> [What is required]: Every line from the one holding "What data was" through the one holding "Convert this screenshot" should be returned exactly, both included; the pictures should not.

> [Data to use]:
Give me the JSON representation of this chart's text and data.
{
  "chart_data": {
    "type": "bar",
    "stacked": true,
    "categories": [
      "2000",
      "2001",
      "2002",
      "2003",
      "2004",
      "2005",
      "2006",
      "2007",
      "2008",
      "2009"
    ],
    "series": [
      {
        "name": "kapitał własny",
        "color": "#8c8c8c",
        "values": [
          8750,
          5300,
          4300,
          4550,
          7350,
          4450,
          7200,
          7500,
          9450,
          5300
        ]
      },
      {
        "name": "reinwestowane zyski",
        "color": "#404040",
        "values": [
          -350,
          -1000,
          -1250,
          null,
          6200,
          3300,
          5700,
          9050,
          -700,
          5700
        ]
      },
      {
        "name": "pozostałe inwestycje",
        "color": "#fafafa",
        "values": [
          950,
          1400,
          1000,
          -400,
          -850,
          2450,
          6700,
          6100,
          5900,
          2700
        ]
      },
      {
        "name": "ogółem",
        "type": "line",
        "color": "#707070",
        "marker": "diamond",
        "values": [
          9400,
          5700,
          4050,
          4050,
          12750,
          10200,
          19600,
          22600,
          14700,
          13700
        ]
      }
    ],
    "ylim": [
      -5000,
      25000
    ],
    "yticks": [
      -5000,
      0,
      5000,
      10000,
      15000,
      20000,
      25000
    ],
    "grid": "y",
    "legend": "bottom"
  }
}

---

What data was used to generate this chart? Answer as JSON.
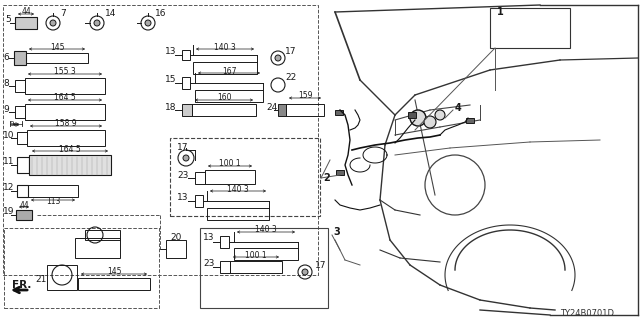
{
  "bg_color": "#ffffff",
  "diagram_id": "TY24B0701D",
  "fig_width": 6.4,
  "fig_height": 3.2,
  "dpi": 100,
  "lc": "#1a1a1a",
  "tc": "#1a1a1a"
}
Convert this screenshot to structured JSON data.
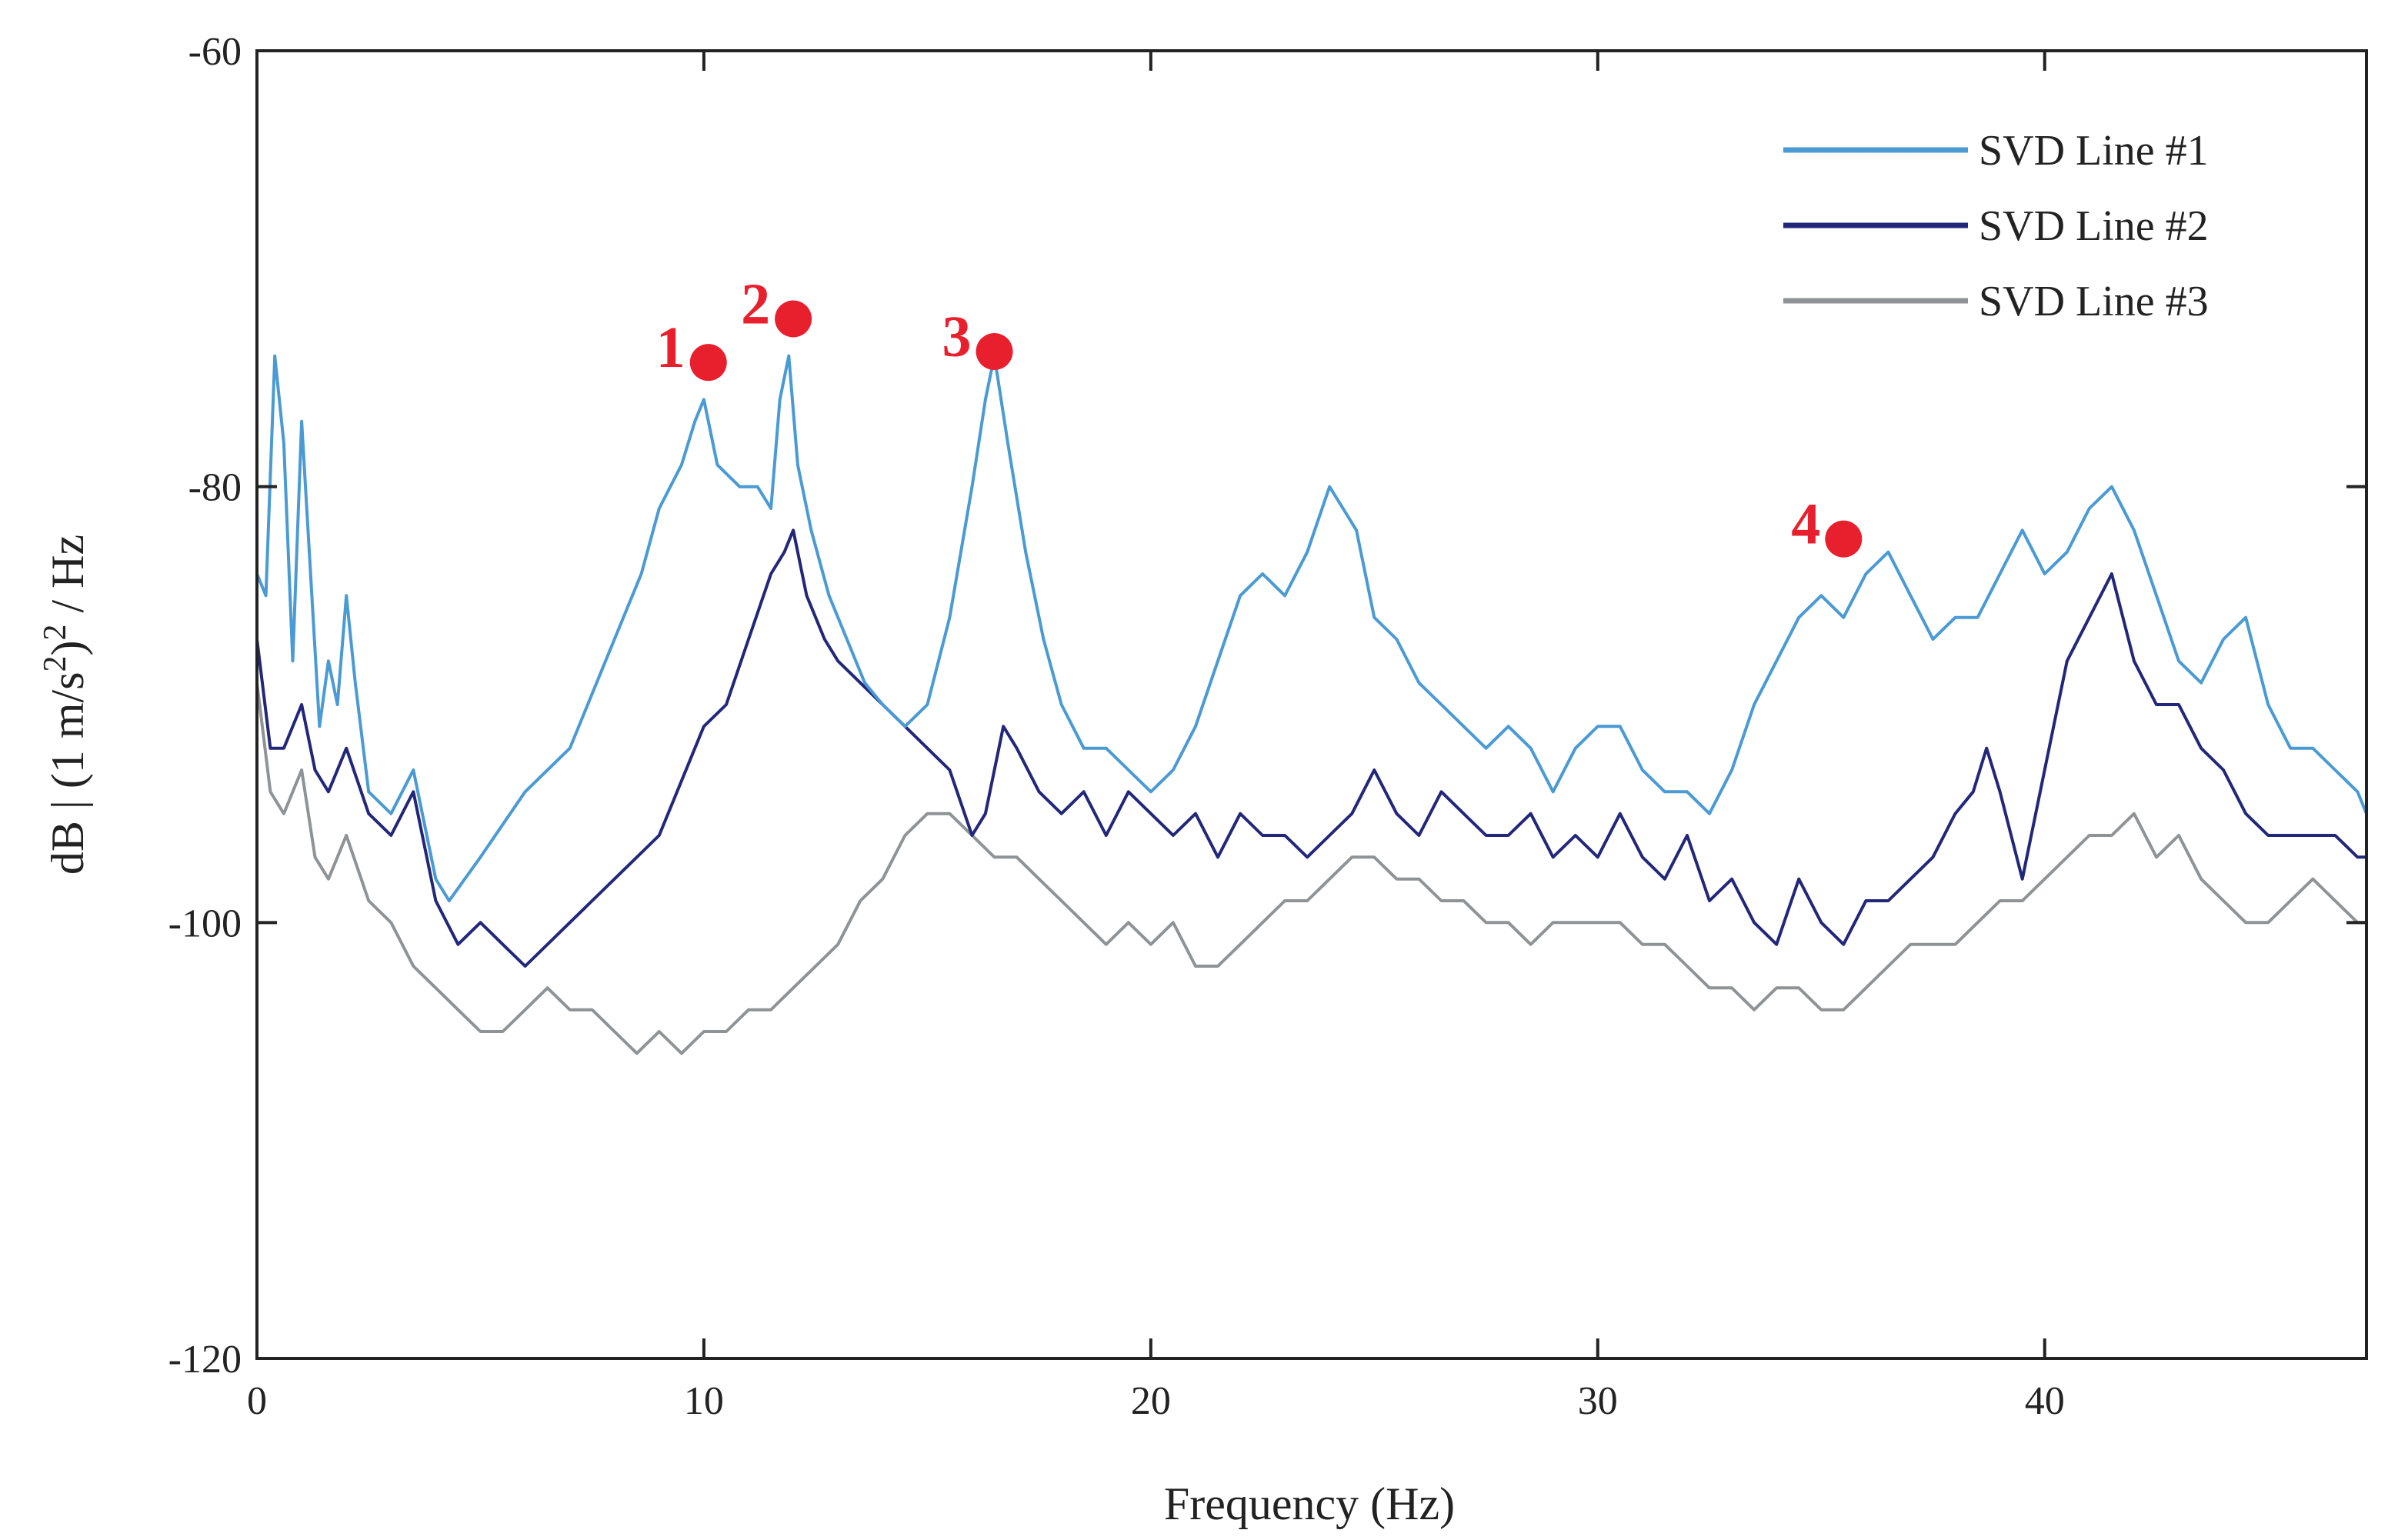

> [Final result]:
What data was used to generate this chart? Answer as JSON.
{
  "bg_color": "#ffffff",
  "diagram_id": "TY24B0701D",
  "fig_width": 6.4,
  "fig_height": 3.2,
  "dpi": 100,
  "lc": "#1a1a1a",
  "tc": "#1a1a1a"
}
Convert this screenshot to structured JSON data.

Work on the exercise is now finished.